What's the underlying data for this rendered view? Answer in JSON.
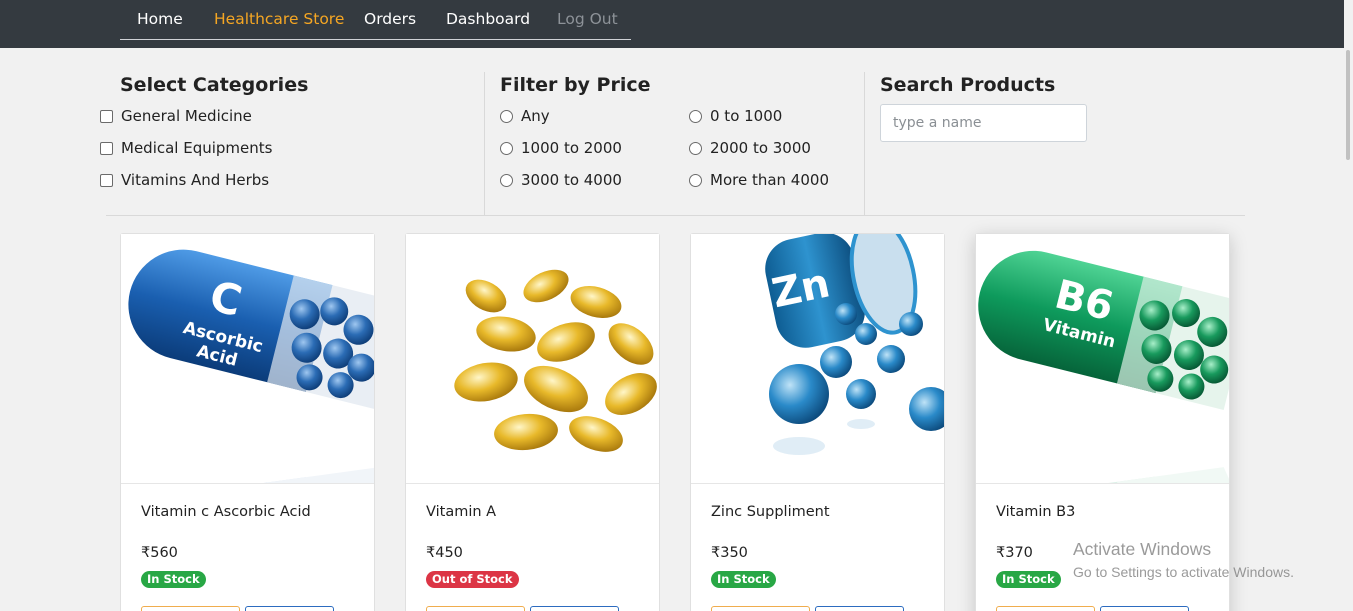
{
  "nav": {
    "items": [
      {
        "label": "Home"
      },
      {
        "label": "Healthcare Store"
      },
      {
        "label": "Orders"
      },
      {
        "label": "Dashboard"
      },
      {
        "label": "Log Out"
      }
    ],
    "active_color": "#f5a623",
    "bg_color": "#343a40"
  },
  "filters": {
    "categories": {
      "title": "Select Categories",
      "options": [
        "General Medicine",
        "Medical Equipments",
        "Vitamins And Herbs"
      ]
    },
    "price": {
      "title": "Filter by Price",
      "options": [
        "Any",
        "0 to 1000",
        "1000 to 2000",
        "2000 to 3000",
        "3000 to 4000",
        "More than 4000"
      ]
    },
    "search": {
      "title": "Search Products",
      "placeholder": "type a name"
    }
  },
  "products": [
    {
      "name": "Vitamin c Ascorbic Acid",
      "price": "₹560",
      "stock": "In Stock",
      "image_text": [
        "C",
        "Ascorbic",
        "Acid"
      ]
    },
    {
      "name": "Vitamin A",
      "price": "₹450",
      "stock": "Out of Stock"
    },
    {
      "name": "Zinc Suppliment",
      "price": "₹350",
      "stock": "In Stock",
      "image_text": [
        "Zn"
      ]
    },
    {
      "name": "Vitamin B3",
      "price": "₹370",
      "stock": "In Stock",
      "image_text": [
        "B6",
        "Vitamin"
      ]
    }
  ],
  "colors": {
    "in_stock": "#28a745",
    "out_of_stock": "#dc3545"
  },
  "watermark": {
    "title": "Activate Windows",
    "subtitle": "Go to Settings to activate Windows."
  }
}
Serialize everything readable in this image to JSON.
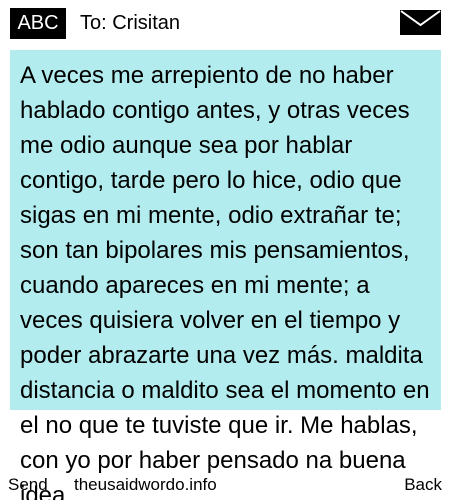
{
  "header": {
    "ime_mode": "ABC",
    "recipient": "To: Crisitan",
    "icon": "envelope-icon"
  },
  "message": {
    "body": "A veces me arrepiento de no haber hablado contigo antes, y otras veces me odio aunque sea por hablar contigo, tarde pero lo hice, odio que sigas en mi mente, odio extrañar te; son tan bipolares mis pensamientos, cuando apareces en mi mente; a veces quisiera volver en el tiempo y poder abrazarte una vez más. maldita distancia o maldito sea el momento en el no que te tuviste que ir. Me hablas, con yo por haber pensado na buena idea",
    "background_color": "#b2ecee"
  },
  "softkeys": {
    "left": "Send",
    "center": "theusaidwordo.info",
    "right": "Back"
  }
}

═══

Can the lines from the one with "Serialize everything readable" to the end of the records above be quoted exactly, both ends included, with every picture omitted?

Serialize everything readable in this image to JSON.
{
  "header": {
    "ime_mode": "ABC",
    "recipient": "To: Crisitan",
    "icon": "envelope-icon"
  },
  "message": {
    "body": "A veces me arrepiento de no haber hablado contigo antes, y otras veces me odio aunque sea por hablar contigo, tarde pero lo hice, odio que sigas en mi mente, odio extrañar te; son tan bipolares mis pensamientos, cuando apareces en mi mente; a veces quisiera volver en el tiempo y poder abrazarte una vez más. maldita distancia o maldito sea el momento en el no que te tuviste que ir. Me hablas, con yo por haber pensado na buena idea",
    "background_color": "#b2ecee"
  },
  "softkeys": {
    "left": "Send",
    "center": "theusaidwordo.info",
    "right": "Back"
  }
}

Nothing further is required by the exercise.